* _Given instruction_:
Wherever the word "chrome" shows up in a line, please copy that line.
-------- Data for this exercise
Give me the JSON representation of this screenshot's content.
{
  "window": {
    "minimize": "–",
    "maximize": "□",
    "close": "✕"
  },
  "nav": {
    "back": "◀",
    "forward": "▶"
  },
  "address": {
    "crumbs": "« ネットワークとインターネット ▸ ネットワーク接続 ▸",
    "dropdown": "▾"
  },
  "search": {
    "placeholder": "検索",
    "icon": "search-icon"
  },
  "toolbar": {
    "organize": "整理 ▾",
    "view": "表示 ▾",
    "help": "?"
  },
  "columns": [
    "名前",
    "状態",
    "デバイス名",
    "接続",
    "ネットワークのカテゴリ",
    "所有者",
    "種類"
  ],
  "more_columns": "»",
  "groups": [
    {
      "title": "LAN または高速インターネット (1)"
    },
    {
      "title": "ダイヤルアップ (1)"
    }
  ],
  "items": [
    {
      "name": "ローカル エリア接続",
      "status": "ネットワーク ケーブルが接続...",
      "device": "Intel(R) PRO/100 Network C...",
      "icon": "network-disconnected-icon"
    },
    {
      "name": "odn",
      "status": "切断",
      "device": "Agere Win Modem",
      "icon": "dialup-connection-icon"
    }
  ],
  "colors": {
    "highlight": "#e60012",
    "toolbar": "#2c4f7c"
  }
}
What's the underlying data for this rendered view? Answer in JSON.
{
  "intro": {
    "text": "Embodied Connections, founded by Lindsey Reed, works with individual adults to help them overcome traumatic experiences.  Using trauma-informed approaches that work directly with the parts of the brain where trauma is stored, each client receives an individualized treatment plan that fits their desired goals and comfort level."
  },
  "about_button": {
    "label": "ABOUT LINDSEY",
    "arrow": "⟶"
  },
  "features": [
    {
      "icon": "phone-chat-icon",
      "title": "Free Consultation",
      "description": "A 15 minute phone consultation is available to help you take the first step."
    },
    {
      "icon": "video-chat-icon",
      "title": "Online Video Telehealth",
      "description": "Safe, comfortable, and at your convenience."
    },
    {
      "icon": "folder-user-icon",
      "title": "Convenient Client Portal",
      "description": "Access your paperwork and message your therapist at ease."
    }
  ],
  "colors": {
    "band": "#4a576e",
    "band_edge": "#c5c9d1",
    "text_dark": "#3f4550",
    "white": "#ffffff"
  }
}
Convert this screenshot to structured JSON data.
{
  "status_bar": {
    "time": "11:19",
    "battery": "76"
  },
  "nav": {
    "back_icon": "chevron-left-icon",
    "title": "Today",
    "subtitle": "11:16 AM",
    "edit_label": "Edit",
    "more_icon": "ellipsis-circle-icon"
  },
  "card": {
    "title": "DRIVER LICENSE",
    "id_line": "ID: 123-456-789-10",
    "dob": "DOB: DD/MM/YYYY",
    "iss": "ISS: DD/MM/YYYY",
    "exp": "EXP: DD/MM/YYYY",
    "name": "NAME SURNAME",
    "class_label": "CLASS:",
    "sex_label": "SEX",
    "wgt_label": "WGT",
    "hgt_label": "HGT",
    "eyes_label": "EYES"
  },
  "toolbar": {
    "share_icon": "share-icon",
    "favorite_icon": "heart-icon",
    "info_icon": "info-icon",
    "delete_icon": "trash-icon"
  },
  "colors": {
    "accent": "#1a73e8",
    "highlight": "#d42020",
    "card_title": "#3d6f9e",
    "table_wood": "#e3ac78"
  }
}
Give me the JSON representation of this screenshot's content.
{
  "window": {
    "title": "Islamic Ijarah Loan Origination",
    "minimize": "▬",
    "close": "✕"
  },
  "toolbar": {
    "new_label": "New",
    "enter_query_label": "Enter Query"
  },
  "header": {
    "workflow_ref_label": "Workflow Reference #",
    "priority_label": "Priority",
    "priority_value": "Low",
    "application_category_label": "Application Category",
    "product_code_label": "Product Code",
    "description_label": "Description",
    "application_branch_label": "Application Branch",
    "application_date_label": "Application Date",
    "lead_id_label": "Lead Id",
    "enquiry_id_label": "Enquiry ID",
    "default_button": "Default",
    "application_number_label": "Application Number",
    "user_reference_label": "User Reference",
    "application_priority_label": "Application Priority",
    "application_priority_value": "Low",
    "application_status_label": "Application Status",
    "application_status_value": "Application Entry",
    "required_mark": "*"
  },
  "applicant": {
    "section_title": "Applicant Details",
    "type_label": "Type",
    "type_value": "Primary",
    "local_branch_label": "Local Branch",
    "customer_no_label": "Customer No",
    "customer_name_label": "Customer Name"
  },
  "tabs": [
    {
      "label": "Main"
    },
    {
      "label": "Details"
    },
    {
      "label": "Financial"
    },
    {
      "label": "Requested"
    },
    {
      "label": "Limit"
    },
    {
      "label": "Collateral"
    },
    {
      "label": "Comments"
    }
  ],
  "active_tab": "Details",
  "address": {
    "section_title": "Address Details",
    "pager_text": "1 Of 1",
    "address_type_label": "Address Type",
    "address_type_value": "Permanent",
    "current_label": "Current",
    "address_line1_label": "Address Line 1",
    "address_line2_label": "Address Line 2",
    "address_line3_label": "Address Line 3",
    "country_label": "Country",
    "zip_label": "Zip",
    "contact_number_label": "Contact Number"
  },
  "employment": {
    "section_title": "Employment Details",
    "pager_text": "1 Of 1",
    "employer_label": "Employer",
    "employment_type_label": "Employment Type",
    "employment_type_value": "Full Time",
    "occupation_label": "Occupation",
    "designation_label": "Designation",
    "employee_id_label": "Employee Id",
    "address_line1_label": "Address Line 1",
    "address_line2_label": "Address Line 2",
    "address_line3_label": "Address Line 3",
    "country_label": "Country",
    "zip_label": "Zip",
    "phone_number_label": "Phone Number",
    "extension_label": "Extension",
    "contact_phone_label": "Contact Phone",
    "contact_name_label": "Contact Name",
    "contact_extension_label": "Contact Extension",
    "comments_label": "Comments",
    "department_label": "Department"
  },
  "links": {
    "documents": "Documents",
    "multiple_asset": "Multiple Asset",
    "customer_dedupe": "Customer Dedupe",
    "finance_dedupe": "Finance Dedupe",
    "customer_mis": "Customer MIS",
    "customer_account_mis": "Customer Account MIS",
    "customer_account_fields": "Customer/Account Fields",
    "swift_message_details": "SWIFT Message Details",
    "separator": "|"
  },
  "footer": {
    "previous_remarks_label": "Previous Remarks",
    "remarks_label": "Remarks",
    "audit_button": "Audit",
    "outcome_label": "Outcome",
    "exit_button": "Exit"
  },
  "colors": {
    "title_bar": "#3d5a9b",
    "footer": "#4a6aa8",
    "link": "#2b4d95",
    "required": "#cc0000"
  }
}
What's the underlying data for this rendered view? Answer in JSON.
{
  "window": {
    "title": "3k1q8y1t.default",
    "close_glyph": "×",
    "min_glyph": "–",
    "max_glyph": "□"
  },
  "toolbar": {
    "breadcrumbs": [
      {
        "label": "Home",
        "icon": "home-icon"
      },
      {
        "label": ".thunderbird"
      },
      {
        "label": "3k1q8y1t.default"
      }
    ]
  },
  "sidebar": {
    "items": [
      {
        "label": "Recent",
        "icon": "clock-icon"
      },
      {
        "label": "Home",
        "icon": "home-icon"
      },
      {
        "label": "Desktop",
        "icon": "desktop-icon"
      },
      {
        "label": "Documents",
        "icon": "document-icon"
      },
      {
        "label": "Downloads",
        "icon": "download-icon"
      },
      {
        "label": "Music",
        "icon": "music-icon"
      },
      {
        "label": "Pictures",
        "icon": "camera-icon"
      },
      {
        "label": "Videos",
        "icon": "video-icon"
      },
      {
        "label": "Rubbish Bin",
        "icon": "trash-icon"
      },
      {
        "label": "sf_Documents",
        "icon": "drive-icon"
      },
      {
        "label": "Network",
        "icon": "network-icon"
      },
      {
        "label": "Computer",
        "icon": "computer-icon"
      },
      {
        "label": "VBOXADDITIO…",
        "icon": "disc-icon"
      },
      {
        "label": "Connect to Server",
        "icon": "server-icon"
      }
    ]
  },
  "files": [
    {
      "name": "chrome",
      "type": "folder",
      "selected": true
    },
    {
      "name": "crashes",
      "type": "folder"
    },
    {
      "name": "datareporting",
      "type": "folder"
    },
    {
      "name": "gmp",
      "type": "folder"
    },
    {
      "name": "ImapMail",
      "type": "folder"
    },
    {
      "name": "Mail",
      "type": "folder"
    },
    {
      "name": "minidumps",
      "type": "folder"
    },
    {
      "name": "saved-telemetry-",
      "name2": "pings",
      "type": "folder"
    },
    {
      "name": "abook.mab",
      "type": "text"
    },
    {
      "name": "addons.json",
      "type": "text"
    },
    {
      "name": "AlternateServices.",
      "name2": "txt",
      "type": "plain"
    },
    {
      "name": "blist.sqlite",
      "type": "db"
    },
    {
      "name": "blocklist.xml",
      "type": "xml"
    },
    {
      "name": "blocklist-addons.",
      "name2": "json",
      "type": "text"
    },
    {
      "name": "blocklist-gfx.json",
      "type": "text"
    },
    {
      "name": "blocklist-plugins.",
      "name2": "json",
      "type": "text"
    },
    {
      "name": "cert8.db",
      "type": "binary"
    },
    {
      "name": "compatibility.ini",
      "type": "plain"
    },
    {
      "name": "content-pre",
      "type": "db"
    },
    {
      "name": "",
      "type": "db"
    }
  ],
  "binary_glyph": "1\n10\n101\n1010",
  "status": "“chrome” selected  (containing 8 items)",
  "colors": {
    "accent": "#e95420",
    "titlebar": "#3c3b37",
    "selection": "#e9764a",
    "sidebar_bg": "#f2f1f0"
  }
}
----------------
* _Written response_:
      "name": "chrome",
  "status": "“chrome” selected  (containing 8 items)",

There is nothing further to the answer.